-- START READING PASSAGE --

Residualization of Risk Factors: Examples and Pitfalls

7 minute read

The most common approach to measuring portfolio (risk) factor exposures is linear regression analysis, which describes the relationship between a dependent variable - portfolio returns - and explanatory variables - factors - as linear.

One of the outputs of this analysis are the partial regression coefficients, also known as the betas ($\beta$). Each one of them measures the expected change in the portfolio returns associated with a change in one factor, holding all the other factors constant.

Problem is, factors are often correlated with one another in finance, so that holding all the other factors constant is not a realistic working assumption!

For example, in the Fama–French RM-RF, SMB and HML three-factor model original paper¹, the correlation between the factors RM-RF and SMB is 0.32 and the correlation between the factors RM-RF and HML is -0.38.

When such correlations exist, a change in one factor will actually spill over into all the other correlated factors,
making the textbook interpretation of the beta coefficients difficult to use in practice².

One possibility to solve this multicollinearity issue³, especially when there is only one problematic factor, is to use a mathematical trick called residualization.

This post will illustrate possible usages of residualization, using Portfolio Optimizer for the calculations.

-- END READING PASSAGE --
-- START RECORDS PROVIDED --

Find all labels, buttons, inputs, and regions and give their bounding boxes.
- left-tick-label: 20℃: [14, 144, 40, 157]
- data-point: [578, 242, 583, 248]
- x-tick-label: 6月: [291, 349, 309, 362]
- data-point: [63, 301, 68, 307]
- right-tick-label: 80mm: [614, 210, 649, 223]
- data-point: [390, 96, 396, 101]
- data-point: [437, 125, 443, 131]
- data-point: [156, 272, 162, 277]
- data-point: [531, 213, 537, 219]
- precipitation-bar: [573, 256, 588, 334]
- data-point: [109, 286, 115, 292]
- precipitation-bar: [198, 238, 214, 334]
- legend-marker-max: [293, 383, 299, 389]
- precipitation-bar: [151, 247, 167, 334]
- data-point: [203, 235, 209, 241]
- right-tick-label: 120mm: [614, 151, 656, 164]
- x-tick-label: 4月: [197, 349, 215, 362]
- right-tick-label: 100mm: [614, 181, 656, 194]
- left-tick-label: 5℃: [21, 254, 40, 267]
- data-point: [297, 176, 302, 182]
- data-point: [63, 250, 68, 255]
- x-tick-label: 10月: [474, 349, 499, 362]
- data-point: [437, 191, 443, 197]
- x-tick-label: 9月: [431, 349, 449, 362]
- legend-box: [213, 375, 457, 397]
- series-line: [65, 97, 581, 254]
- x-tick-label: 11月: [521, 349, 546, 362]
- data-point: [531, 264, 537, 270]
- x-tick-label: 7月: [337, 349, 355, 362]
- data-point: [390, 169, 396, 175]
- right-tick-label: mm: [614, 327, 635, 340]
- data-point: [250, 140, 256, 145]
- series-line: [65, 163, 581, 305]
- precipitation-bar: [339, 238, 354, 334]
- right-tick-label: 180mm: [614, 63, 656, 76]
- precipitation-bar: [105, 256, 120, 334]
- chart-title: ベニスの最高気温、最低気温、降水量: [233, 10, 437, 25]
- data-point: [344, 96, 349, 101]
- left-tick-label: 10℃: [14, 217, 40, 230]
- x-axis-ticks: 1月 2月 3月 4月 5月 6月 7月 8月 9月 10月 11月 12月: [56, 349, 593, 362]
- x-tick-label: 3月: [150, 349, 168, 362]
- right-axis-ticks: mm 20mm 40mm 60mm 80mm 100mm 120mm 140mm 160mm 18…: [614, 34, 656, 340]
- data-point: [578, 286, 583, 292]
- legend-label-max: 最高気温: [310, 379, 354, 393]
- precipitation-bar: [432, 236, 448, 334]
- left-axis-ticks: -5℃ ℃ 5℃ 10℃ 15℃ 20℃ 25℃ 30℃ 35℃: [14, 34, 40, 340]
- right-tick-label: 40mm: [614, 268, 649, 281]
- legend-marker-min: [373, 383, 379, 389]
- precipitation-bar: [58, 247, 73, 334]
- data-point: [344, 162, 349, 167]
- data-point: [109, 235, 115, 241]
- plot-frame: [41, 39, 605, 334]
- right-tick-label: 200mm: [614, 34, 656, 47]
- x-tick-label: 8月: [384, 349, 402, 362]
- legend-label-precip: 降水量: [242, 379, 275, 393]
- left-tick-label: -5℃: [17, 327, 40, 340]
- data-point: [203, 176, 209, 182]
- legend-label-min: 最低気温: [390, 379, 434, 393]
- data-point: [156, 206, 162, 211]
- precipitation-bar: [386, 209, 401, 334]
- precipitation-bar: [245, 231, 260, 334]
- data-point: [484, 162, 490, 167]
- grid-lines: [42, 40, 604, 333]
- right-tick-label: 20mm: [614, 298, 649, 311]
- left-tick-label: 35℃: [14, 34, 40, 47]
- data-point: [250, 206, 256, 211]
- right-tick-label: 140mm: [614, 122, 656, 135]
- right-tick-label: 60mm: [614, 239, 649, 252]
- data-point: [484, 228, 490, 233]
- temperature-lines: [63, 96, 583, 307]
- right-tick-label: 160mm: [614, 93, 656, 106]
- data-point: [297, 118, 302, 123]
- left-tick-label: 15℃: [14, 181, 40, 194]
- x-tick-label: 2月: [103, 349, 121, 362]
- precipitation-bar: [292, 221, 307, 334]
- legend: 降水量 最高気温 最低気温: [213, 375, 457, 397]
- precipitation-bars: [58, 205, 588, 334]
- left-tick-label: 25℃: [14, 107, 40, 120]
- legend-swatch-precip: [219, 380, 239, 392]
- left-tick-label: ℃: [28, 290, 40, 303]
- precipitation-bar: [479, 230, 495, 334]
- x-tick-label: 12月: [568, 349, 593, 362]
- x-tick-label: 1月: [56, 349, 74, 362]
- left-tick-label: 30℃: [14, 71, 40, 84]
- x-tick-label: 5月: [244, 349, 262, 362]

-- END RECORDS PROVIDED --

● INSTRUCTIONS:
1. According to the residualization post, what is the correlation between the factors RM-RF and HML in the original Fama–French three-factor paper?
2. Transcribe the rows exactly as they appear, from their first line through the line containing "- x-tick-label: 4月: [197, 349, 215, 362]", including both of those lines.

● WRITTEN ANSWERS:
1. -0.38

2.
Find all labels, buttons, inputs, and regions and give their bounding boxes.
- left-tick-label: 20℃: [14, 144, 40, 157]
- data-point: [578, 242, 583, 248]
- x-tick-label: 6月: [291, 349, 309, 362]
- data-point: [63, 301, 68, 307]
- right-tick-label: 80mm: [614, 210, 649, 223]
- data-point: [390, 96, 396, 101]
- data-point: [437, 125, 443, 131]
- data-point: [156, 272, 162, 277]
- data-point: [531, 213, 537, 219]
- precipitation-bar: [573, 256, 588, 334]
- data-point: [109, 286, 115, 292]
- precipitation-bar: [198, 238, 214, 334]
- legend-marker-max: [293, 383, 299, 389]
- precipitation-bar: [151, 247, 167, 334]
- data-point: [203, 235, 209, 241]
- right-tick-label: 120mm: [614, 151, 656, 164]
- x-tick-label: 4月: [197, 349, 215, 362]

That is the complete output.